## Instructions to follow
State the count of lines below in which the word "Crude" appears, and add nothing.

====== Data listing

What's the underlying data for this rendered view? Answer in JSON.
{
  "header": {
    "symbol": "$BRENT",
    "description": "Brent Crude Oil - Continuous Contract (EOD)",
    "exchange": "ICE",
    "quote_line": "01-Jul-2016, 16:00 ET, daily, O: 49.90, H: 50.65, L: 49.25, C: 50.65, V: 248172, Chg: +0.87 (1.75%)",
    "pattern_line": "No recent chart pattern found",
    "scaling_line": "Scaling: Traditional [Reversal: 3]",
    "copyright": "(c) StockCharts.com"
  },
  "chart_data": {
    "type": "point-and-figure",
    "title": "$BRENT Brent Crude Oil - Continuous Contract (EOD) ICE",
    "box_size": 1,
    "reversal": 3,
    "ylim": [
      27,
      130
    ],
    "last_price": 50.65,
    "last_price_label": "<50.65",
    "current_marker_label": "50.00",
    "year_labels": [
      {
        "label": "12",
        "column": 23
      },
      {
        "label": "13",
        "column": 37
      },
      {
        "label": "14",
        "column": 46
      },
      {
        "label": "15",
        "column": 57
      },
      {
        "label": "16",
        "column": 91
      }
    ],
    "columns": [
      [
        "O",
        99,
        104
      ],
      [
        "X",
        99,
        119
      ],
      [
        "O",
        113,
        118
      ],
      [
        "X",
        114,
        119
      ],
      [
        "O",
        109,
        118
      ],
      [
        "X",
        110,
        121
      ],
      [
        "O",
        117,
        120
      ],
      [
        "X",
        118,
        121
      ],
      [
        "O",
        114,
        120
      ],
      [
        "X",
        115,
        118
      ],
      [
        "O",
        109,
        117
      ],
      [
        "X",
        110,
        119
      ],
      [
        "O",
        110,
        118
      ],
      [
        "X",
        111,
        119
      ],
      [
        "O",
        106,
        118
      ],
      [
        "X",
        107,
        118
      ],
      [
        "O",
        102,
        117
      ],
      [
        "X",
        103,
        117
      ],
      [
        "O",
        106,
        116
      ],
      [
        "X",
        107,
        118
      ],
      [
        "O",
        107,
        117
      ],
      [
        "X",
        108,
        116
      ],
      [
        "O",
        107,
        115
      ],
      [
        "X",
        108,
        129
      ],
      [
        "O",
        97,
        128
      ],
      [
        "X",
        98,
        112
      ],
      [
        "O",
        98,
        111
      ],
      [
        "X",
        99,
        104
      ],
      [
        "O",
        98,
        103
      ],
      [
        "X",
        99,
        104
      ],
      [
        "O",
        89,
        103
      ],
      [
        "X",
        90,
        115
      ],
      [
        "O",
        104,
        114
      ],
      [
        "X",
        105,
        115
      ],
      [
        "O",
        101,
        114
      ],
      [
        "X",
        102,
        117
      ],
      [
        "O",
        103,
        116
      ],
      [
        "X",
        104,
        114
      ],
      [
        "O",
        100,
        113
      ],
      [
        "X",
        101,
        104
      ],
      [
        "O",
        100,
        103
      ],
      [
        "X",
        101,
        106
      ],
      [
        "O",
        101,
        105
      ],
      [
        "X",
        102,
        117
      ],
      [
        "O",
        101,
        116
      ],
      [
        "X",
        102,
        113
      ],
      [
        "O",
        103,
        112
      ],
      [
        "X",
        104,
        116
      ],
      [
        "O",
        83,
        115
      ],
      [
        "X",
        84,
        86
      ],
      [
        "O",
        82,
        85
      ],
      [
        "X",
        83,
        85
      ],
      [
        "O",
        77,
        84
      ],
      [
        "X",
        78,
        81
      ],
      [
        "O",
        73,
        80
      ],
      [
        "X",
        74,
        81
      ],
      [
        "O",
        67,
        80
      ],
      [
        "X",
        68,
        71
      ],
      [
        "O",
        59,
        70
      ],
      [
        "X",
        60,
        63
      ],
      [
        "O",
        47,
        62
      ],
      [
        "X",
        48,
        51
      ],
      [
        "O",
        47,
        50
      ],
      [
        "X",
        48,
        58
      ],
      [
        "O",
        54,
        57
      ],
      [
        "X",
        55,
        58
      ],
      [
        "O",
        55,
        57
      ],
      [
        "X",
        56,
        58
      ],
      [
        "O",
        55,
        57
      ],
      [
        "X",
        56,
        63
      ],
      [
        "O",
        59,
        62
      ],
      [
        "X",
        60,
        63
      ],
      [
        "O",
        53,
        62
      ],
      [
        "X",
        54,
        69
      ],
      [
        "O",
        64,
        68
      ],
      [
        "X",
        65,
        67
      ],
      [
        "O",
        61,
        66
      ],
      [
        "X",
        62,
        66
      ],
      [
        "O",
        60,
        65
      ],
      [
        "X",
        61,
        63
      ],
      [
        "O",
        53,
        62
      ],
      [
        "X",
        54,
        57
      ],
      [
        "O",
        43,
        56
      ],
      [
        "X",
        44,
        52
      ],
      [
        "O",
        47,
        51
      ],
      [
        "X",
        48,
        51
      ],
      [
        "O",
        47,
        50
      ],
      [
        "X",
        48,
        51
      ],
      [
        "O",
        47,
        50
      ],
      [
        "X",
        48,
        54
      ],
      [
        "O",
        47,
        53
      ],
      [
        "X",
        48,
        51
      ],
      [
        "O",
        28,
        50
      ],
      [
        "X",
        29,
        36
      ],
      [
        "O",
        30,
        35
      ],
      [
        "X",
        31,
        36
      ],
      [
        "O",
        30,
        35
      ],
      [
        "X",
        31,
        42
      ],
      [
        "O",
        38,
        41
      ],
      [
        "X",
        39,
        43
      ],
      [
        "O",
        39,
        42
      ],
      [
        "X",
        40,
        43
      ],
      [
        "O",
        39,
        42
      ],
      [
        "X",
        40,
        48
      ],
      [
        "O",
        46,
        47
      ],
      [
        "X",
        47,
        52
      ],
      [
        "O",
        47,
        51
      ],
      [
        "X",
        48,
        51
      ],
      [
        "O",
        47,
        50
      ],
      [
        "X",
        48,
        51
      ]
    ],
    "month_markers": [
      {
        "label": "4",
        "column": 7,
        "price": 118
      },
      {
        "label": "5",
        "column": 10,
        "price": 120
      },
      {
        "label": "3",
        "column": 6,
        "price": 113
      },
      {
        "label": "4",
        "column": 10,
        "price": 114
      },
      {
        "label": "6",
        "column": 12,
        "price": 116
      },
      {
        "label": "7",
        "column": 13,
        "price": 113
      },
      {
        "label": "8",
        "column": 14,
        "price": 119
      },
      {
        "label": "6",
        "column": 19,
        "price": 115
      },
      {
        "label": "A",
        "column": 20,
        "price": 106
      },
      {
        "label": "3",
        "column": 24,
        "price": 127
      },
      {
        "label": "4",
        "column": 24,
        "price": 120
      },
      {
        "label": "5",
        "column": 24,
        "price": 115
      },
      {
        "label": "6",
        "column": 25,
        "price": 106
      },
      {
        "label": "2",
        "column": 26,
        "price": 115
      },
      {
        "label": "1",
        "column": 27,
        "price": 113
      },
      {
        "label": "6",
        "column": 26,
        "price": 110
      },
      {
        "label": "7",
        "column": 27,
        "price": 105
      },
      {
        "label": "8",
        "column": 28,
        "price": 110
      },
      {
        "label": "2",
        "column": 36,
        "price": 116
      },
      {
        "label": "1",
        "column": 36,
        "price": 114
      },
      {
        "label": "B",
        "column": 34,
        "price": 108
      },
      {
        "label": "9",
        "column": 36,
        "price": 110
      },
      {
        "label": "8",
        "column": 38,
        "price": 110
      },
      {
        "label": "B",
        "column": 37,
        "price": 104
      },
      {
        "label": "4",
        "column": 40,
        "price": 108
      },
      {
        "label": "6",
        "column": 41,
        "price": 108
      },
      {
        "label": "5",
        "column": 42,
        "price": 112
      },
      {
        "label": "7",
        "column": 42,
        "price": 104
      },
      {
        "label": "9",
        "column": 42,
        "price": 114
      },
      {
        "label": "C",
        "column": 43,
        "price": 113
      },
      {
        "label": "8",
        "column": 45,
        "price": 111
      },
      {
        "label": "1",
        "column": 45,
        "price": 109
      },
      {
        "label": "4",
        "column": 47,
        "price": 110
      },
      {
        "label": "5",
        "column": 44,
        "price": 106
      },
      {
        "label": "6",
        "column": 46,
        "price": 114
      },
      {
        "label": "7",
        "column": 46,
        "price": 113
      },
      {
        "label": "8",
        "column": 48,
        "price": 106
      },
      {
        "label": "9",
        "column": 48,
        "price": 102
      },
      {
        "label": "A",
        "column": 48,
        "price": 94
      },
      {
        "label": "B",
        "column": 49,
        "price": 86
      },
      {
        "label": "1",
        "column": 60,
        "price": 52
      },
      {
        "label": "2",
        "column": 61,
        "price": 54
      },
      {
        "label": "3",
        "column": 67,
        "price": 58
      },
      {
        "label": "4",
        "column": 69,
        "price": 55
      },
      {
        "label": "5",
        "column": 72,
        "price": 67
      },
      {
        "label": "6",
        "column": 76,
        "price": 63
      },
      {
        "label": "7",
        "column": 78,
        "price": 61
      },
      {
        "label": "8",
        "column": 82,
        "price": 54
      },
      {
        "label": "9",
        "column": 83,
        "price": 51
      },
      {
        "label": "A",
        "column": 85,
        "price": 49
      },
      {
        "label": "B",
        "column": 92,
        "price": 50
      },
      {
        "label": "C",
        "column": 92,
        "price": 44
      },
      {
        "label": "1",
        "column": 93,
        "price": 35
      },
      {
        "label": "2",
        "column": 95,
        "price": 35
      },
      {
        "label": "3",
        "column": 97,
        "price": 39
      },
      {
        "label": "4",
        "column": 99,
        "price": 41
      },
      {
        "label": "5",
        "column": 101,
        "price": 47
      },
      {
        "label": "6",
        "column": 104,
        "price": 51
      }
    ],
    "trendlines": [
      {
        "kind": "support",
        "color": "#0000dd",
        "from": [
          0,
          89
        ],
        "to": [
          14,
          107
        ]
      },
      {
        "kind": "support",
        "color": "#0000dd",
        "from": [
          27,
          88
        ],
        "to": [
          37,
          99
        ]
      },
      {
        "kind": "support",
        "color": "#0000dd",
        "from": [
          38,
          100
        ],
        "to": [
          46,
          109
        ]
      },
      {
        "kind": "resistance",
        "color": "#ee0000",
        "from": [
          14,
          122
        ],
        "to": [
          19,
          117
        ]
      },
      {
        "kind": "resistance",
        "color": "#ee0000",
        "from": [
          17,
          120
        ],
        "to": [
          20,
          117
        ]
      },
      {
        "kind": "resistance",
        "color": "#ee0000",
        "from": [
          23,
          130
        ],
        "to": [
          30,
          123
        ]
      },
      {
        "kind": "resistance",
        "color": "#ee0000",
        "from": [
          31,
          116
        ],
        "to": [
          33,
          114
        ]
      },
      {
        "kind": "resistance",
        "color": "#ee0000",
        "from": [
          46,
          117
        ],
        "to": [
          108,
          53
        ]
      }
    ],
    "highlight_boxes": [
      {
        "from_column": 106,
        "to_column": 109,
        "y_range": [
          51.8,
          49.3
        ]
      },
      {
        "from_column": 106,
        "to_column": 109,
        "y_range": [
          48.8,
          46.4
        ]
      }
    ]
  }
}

============

## Correct result
2